• _Textauszug zum Lesen_
========================================================================

Der Verwaltungsgerichtshof hat durch den Vorsitzenden Senatspräsident DDr. Hauer und die Hofräte Dr. Degischer, Dr. Giendl, Dr. Kail und Dr. Bernegger als Richter, im Beisein der Schriftführerin Kommissärin Dr. Gritsch, über die Beschwerde 1) der MT und 2) des JT in W, vertreten durch Dr. H, Rechtsanwalt in K, gegen den Bescheid der Kärntner Landesregierung vom 29. Juni 1993, Zl. 8 BauR1-206/1/1993, betreffend Einwendungen gegen eine Baubewilligung (mitbeteiligte Parteien: 1. X in W, 2. Gemeinde W, vertreten durch den Bürgermeister),

Spruch

I. den Beschluß gefaßt:

Die Beschwerde des Zweitbeschwerdeführers wird zurückgewiesen.

II. zu Recht erkannt:

Die Beschwerde der Erstbeschwerdeführerin wird als unbegründet abgewiesen.

Die Beschwerdeführer haben dem Land Kärnten Aufwendungen in der Höhe von insgesamt S 3.035,-- binnen zwei Wochen bei sonstiger Exekution zu ersetzen.

Begründung

Mit dem bei der mitbeteiligten Gemeinde am 29. Jänner 1992 eingelangten Ansuchen beantragte die erstmitbeteiligte Partei die Erteilung der Baubewilligung für den Umbau des bestehenden Verkaufskioskes in einen Erfrischungspavillon auf Parzelle Nr. 113, KG W. Über dieses Ansuchen wurde mit Kundmachung vom 22. Juni 1992 eine mündliche Verhandlung für den 16. Juli 1992 anberaumt, zu der die Erstbeschwerdeführerin unter Hinweis auf die Präklusionsfolgen des § 42 AVG geladen wurde. In der Verhandlung vom 16. Juni 1992 richtete der Zweitbeschwerdeführer an den Verhandlungsleiter die Frage, wo die Stellplätze für das "gegenständliche Objekt wie auch für das Wohnhaus G auf der gegenständlichen Liegenschaft" seien. Nach den Einreichplänen erkenne er keinen Stellplatz auf der gegenständlichen Liegenschaft. "Ansonsten müssen alle gesetzlichen Bestimmungen eingehalten werden", dann hätte er keine Einwände. Weiters lehne er den Herrn Vizebürgermeister Dr. U.K. als Verhandlungsleiter ab, da zwischen ihm und dem Bauwerber ein verwandtschaftliches Verhältnis bestehe.

Mit Bescheid des Bürgermeisters der mitbeteiligten Gemeinde vom 16. September 1992 wurde dem Erstmitbeteiligten die beantragte Baubewilligung erteilt.

========================================================================

• _Datenauszug_
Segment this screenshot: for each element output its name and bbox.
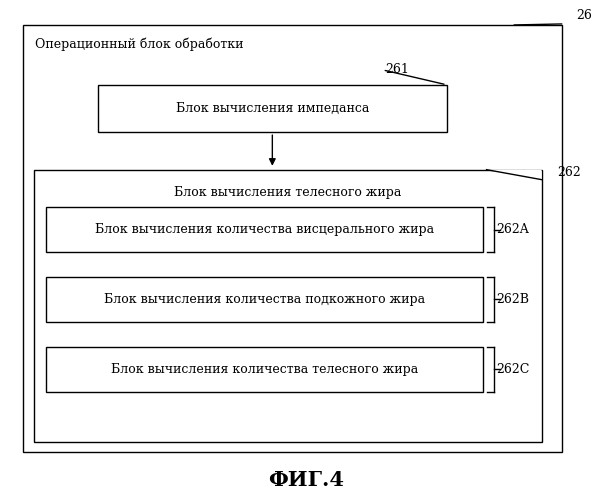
Text: 26: 26: [577, 9, 592, 22]
Text: Блок вычисления импеданса: Блок вычисления импеданса: [176, 102, 369, 115]
Bar: [46, 277, 483, 322]
Text: 261: 261: [386, 63, 409, 76]
Text: Операционный блок обработки: Операционный блок обработки: [35, 37, 244, 51]
Text: 262C: 262C: [496, 363, 529, 376]
Text: Блок вычисления количества висцерального жира: Блок вычисления количества висцерального…: [95, 223, 435, 236]
Text: 262A: 262A: [496, 223, 529, 236]
Text: Блок вычисления телесного жира: Блок вычисления телесного жира: [174, 186, 401, 199]
Polygon shape: [487, 170, 542, 180]
Text: ФИГ.4: ФИГ.4: [268, 470, 344, 490]
Text: 262: 262: [557, 166, 581, 179]
Polygon shape: [514, 24, 562, 25]
Bar: [34, 170, 542, 442]
Bar: [46, 347, 483, 392]
Text: Блок вычисления количества подкожного жира: Блок вычисления количества подкожного жи…: [104, 293, 425, 306]
Bar: [46, 207, 483, 252]
Text: 262B: 262B: [496, 293, 529, 306]
Text: Блок вычисления количества телесного жира: Блок вычисления количества телесного жир…: [111, 363, 419, 376]
Bar: [23, 25, 562, 452]
Bar: [98, 85, 447, 132]
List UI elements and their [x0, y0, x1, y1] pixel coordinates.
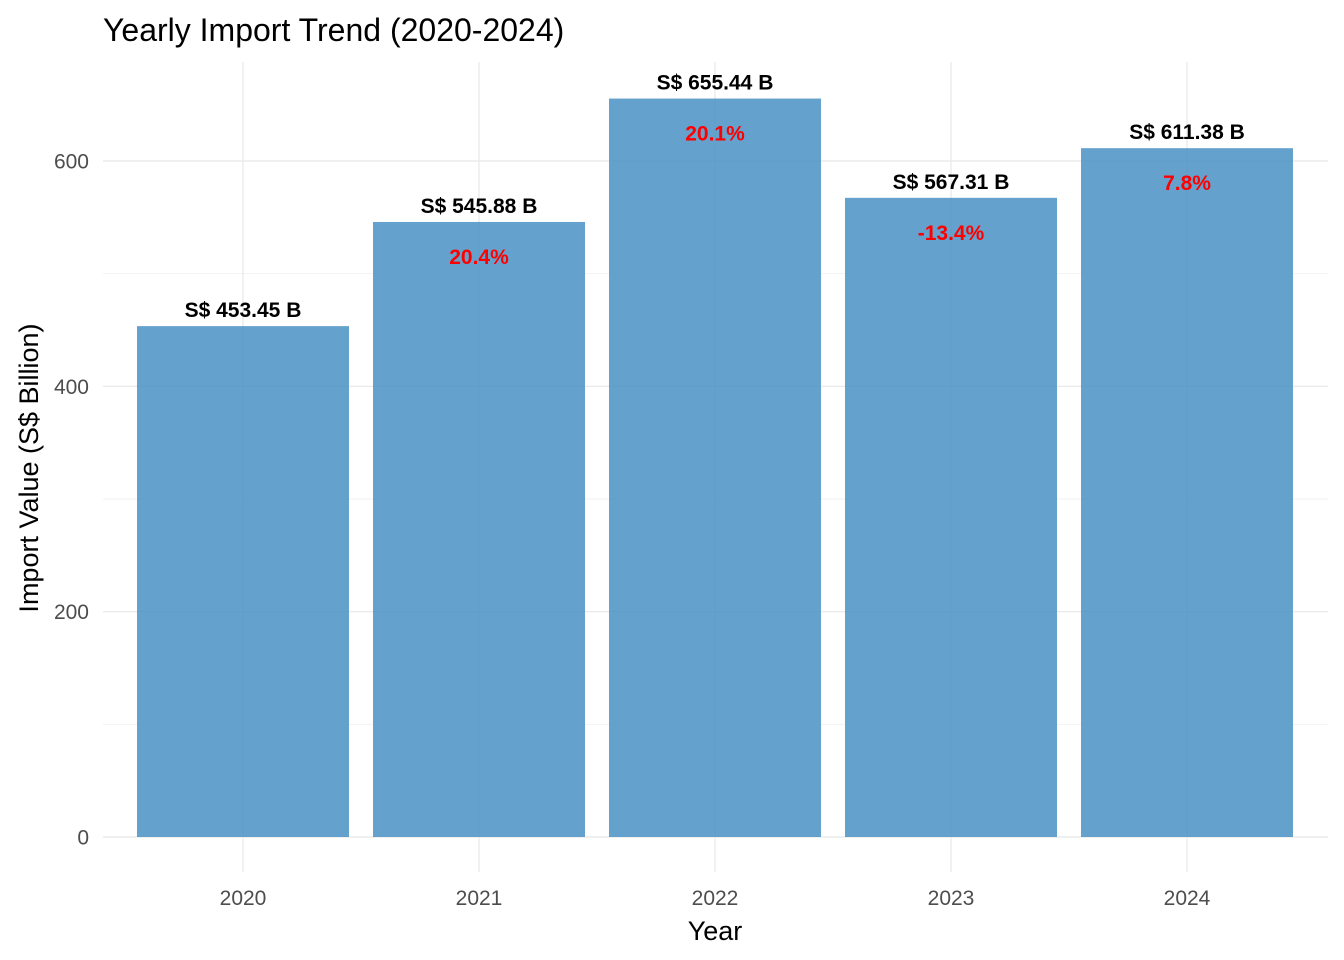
bar-change-label: 20.4% [449, 246, 509, 269]
bars-layer [137, 98, 1293, 837]
bar-2022 [609, 98, 821, 837]
y-tick-label: 0 [77, 827, 89, 850]
bar-change-label: -13.4% [918, 222, 985, 245]
bar-2020 [137, 326, 349, 837]
bar-change-label: 20.1% [685, 123, 745, 146]
bar-2023 [845, 197, 1057, 837]
x-tick-label: 2021 [456, 887, 503, 910]
ticks-layer: 0 200 400 600 2020 2021 2022 2023 2024 [54, 151, 1211, 911]
y-tick-label: 200 [54, 601, 89, 624]
x-tick-label: 2022 [692, 887, 739, 910]
y-tick-label: 600 [54, 151, 89, 174]
x-tick-label: 2023 [928, 887, 975, 910]
bar-2021 [373, 221, 585, 837]
x-tick-label: 2020 [220, 887, 267, 910]
labels-layer: S$ 453.45 B S$ 545.88 B 20.4% S$ 655.44 B 20… [185, 72, 1245, 323]
x-tick-label: 2024 [1164, 887, 1211, 910]
bar-value-label: S$ 611.38 B [1129, 121, 1245, 144]
chart-title: Yearly Import Trend (2020-2024) [103, 12, 564, 48]
bar-change-label: 7.8% [1163, 172, 1211, 195]
bar-value-label: S$ 453.45 B [185, 299, 302, 322]
bar-value-label: S$ 655.44 B [657, 72, 774, 95]
y-axis-title: Import Value (S$ Billion) [14, 323, 44, 612]
bar-value-label: S$ 567.31 B [893, 171, 1010, 194]
x-axis-title: Year [688, 916, 743, 946]
y-tick-label: 400 [54, 376, 89, 399]
bar-2024 [1081, 148, 1293, 837]
bar-value-label: S$ 545.88 B [421, 195, 538, 218]
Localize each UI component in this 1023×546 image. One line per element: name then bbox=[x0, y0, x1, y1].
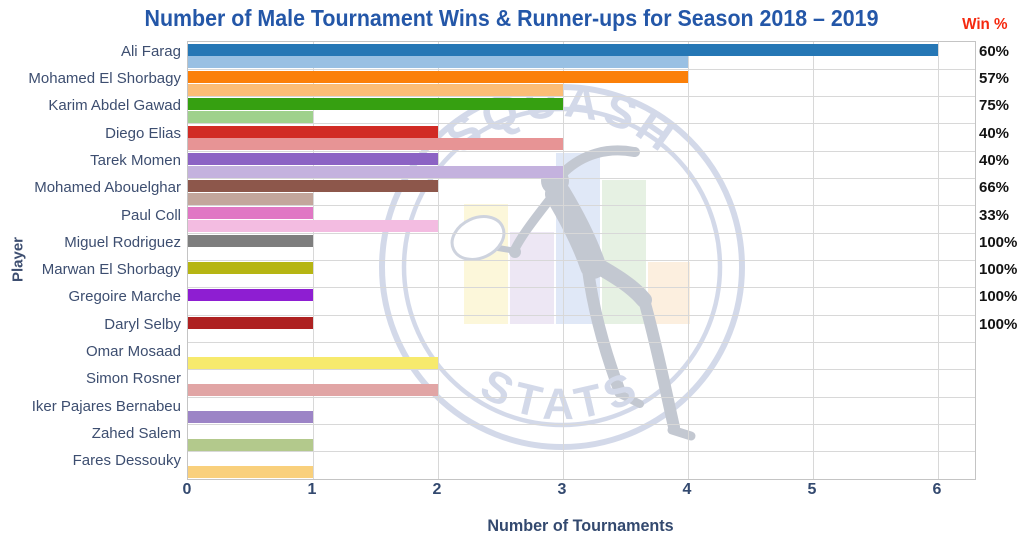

========================================================================

• _Bitte vervollständigen Sie_
1. Geben Sie aus der Entscheidung über die Baubewilligung den Abschnitt wörtlich wieder, der mit den Worten „I. den Beschluß“ einsetzt und mit „als unbegründet abgewiesen.“ schließt.
2. Weshalb lehnte der Zweitbeschwerdeführer laut der Entscheidung über die Baubewilligung den Vizebürgermeister Dr. U.K. als Verhandlungsleiter ab? Antworten Sie in ein bis drei Sätzen.

• _Ergebnisse in Reihenfolge_
1.
I. den Beschluß gefaßt:

Die Beschwerde des Zweitbeschwerdeführers wird zurückgewiesen.

II. zu Recht erkannt:

Die Beschwerde der Erstbeschwerdeführerin wird als unbegründet abgewiesen.

2. Er lehnte ihn als Verhandlungsleiter ab, weil zwischen dem Vizebürgermeister Dr. U.K. und dem Bauwerber ein verwandtschaftliches Verhältnis bestehe.